## START

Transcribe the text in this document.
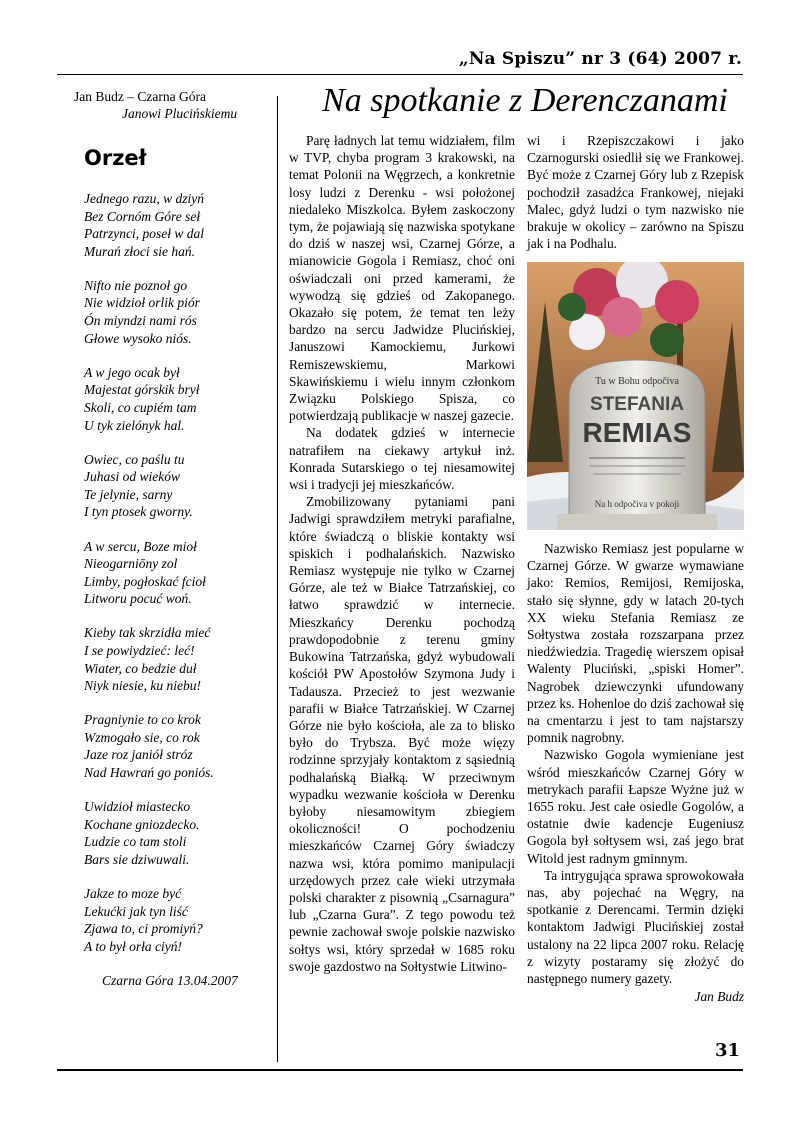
„Na Spiszu” nr 3 (64) 2007 r.

Jan Budz – Czarna Góra

Janowi Plucińskiemu

Orzeł
Jednego razu, w dziyń
Bez Cornóm Góre seł
Patrzynci, poseł w dal
Murań złoci sie hań.
Nifto nie poznoł go
Nie widzioł orlik piór
Ón miyndzi nami rós
Głowe wysoko niós.
A w jego ocak był
Majestat górskik brył
Skoli, co cupiém tam
U tyk zielónyk hal.
Owiec, co paślu tu
Juhasi od wieków
Te jelynie, sarny
I tyn ptosek gworny.
A w sercu, Boze mioł
Nieogarniōny zol
Limby, pogłoskać fcioł
Litworu pocuć woń.
Kieby tak skrzidła mieć
I se powiydzieć: leć!
Wiater, co bedzie duł
Niyk niesie, ku niebu!
Pragniynie to co krok
Wzmogało sie, co rok
Jaze roz janiół stróz
Nad Hawrań go poniós.
Uwidzioł miastecko
Kochane gniozdecko.
Ludzie co tam stoli
Bars sie dziwuwali.
Jakze to moze być
Lekućki jak tyn liść
Zjawa to, ci promiyń?
A to był orła ciyń!
Czarna Góra 13.04.2007
Na spotkanie z Derenczanami

Parę ładnych lat temu widziałem, film w TVP, chyba program 3 krakowski, na temat Polonii na Węgrzech, a konkretnie losy ludzi z Derenku - wsi położonej niedaleko Miszkolca. Byłem zaskoczony tym, że pojawiają się nazwiska spotykane do dziś w naszej wsi, Czarnej Górze, a mianowicie Gogola i Remiasz, choć oni oświadczali oni przed kamerami, że wywodzą się gdzieś od Zakopanego. Okazało się potem, że temat ten leży bardzo na sercu Jadwidze Plucińskiej, Januszowi Kamockiemu, Jurkowi Remiszewskiemu, Markowi Skawińskiemu i wielu innym członkom Związku Polskiego Spisza, co potwierdzają publikacje w naszej gazecie.

Na dodatek gdzieś w internecie natrafiłem na ciekawy artykuł inż. Konrada Sutarskiego o tej niesamowitej wsi i tradycji jej mieszkańców.

Zmobilizowany pytaniami pani Jadwigi sprawdziłem metryki parafialne, które świadczą o bliskie kontakty wsi spiskich i podhalańskich. Nazwisko Remiasz występuje nie tylko w Czarnej Górze, ale też w Białce Tatrzańskiej, co łatwo sprawdzić w internecie. Mieszkańcy Derenku pochodzą prawdopodobnie z terenu gminy Bukowina Tatrzańska, gdyż wybudowali kościół PW Apostołów Szymona Judy i Tadausza. Przecież to jest wezwanie parafii w Białce Tatrzańskiej. W Czarnej Górze nie było kościoła, ale za to blisko było do Trybsza. Być może więzy rodzinne sprzyjały kontaktom z sąsiednią podhalańską Białką. W przeciwnym wypadku wezwanie kościoła w Derenku byłoby niesamowitym zbiegiem okoliczności! O pochodzeniu mieszkańców Czarnej Góry świadczy nazwa wsi, która pomimo manipulacji urzędowych przez całe wieki utrzymała polski charakter z pisownią „Csarnagura” lub „Czarna Gura”. Z tego powodu też pewnie zachował swoje polskie nazwisko sołtys wsi, który sprzedał w 1685 roku swoje gazdostwo na Sołtystwie Litwino-

wi i Rzepiszczakowi i jako Czarnogurski osiedlił się we Frankowej. Być może z Czarnej Góry lub z Rzepisk pochodził zasadźca Frankowej, niejaki Malec, gdyż ludzi o tym nazwisko nie brakuje w okolicy – zarówno na Spiszu jak i na Podhalu.

Tu w Bohu odpočiva
STEFANIA
REMIAS
Na h odpočiva v pokoji

Nazwisko Remiasz jest popularne w Czarnej Górze. W gwarze wymawiane jako: Remios, Remijosi, Remijoska, stało się słynne, gdy w latach 20-tych XX wieku Stefania Remiasz ze Sołtystwa została rozszarpana przez niedźwiedzia. Tragedię wierszem opisał Walenty Pluciński, „spiski Homer”. Nagrobek dziewczynki ufundowany przez ks. Hohenloe do dziś zachował się na cmentarzu i jest to tam najstarszy pomnik nagrobny.

Nazwisko Gogola wymieniane jest wśród mieszkańców Czarnej Góry w metrykach parafii Łapsze Wyżne już w 1655 roku. Jest całe osiedle Gogolów, a ostatnie dwie kadencje Eugeniusz Gogola był sołtysem wsi, zaś jego brat Witold jest radnym gminnym.

Ta intrygująca sprawa sprowokowała nas, aby pojechać na Węgry, na spotkanie z Derencami. Termin dzięki kontaktom Jadwigi Plucińskiej został ustalony na 22 lipca 2007 roku. Relację z wizyty postaramy się złożyć do następnego numery gazety.

Jan Budz
31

## END

## STATED TASK
Write the entries above out again exactly, but not the pictures.

## RESULT BELOW
Transcribe the text in this document.
„Na Spiszu” nr 3 (64) 2007 r.

Jan Budz – Czarna Góra

Janowi Plucińskiemu

Orzeł
Jednego razu, w dziyń
Bez Cornóm Góre seł
Patrzynci, poseł w dal
Murań złoci sie hań.
Nifto nie poznoł go
Nie widzioł orlik piór
Ón miyndzi nami rós
Głowe wysoko niós.
A w jego ocak był
Majestat górskik brył
Skoli, co cupiém tam
U tyk zielónyk hal.
Owiec, co paślu tu
Juhasi od wieków
Te jelynie, sarny
I tyn ptosek gworny.
A w sercu, Boze mioł
Nieogarniōny zol
Limby, pogłoskać fcioł
Litworu pocuć woń.
Kieby tak skrzidła mieć
I se powiydzieć: leć!
Wiater, co bedzie duł
Niyk niesie, ku niebu!
Pragniynie to co krok
Wzmogało sie, co rok
Jaze roz janiół stróz
Nad Hawrań go poniós.
Uwidzioł miastecko
Kochane gniozdecko.
Ludzie co tam stoli
Bars sie dziwuwali.
Jakze to moze być
Lekućki jak tyn liść
Zjawa to, ci promiyń?
A to był orła ciyń!
Czarna Góra 13.04.2007
Na spotkanie z Derenczanami

Parę ładnych lat temu widziałem, film w TVP, chyba program 3 krakowski, na temat Polonii na Węgrzech, a konkretnie losy ludzi z Derenku - wsi położonej niedaleko Miszkolca. Byłem zaskoczony tym, że pojawiają się nazwiska spotykane do dziś w naszej wsi, Czarnej Górze, a mianowicie Gogola i Remiasz, choć oni oświadczali oni przed kamerami, że wywodzą się gdzieś od Zakopanego. Okazało się potem, że temat ten leży bardzo na sercu Jadwidze Plucińskiej, Januszowi Kamockiemu, Jurkowi Remiszewskiemu, Markowi Skawińskiemu i wielu innym członkom Związku Polskiego Spisza, co potwierdzają publikacje w naszej gazecie.

Na dodatek gdzieś w internecie natrafiłem na ciekawy artykuł inż. Konrada Sutarskiego o tej niesamowitej wsi i tradycji jej mieszkańców.

Zmobilizowany pytaniami pani Jadwigi sprawdziłem metryki parafialne, które świadczą o bliskie kontakty wsi spiskich i podhalańskich. Nazwisko Remiasz występuje nie tylko w Czarnej Górze, ale też w Białce Tatrzańskiej, co łatwo sprawdzić w internecie. Mieszkańcy Derenku pochodzą prawdopodobnie z terenu gminy Bukowina Tatrzańska, gdyż wybudowali kościół PW Apostołów Szymona Judy i Tadausza. Przecież to jest wezwanie parafii w Białce Tatrzańskiej. W Czarnej Górze nie było kościoła, ale za to blisko było do Trybsza. Być może więzy rodzinne sprzyjały kontaktom z sąsiednią podhalańską Białką. W przeciwnym wypadku wezwanie kościoła w Derenku byłoby niesamowitym zbiegiem okoliczności! O pochodzeniu mieszkańców Czarnej Góry świadczy nazwa wsi, która pomimo manipulacji urzędowych przez całe wieki utrzymała polski charakter z pisownią „Csarnagura” lub „Czarna Gura”. Z tego powodu też pewnie zachował swoje polskie nazwisko sołtys wsi, który sprzedał w 1685 roku swoje gazdostwo na Sołtystwie Litwino-

wi i Rzepiszczakowi i jako Czarnogurski osiedlił się we Frankowej. Być może z Czarnej Góry lub z Rzepisk pochodził zasadźca Frankowej, niejaki Malec, gdyż ludzi o tym nazwisko nie brakuje w okolicy – zarówno na Spiszu jak i na Podhalu.

Tu w Bohu odpočiva
STEFANIA
REMIAS
Na h odpočiva v pokoji

Nazwisko Remiasz jest popularne w Czarnej Górze. W gwarze wymawiane jako: Remios, Remijosi, Remijoska, stało się słynne, gdy w latach 20-tych XX wieku Stefania Remiasz ze Sołtystwa została rozszarpana przez niedźwiedzia. Tragedię wierszem opisał Walenty Pluciński, „spiski Homer”. Nagrobek dziewczynki ufundowany przez ks. Hohenloe do dziś zachował się na cmentarzu i jest to tam najstarszy pomnik nagrobny.

Nazwisko Gogola wymieniane jest wśród mieszkańców Czarnej Góry w metrykach parafii Łapsze Wyżne już w 1655 roku. Jest całe osiedle Gogolów, a ostatnie dwie kadencje Eugeniusz Gogola był sołtysem wsi, zaś jego brat Witold jest radnym gminnym.

Ta intrygująca sprawa sprowokowała nas, aby pojechać na Węgry, na spotkanie z Derencami. Termin dzięki kontaktom Jadwigi Plucińskiej został ustalony na 22 lipca 2007 roku. Relację z wizyty postaramy się złożyć do następnego numery gazety.

Jan Budz
31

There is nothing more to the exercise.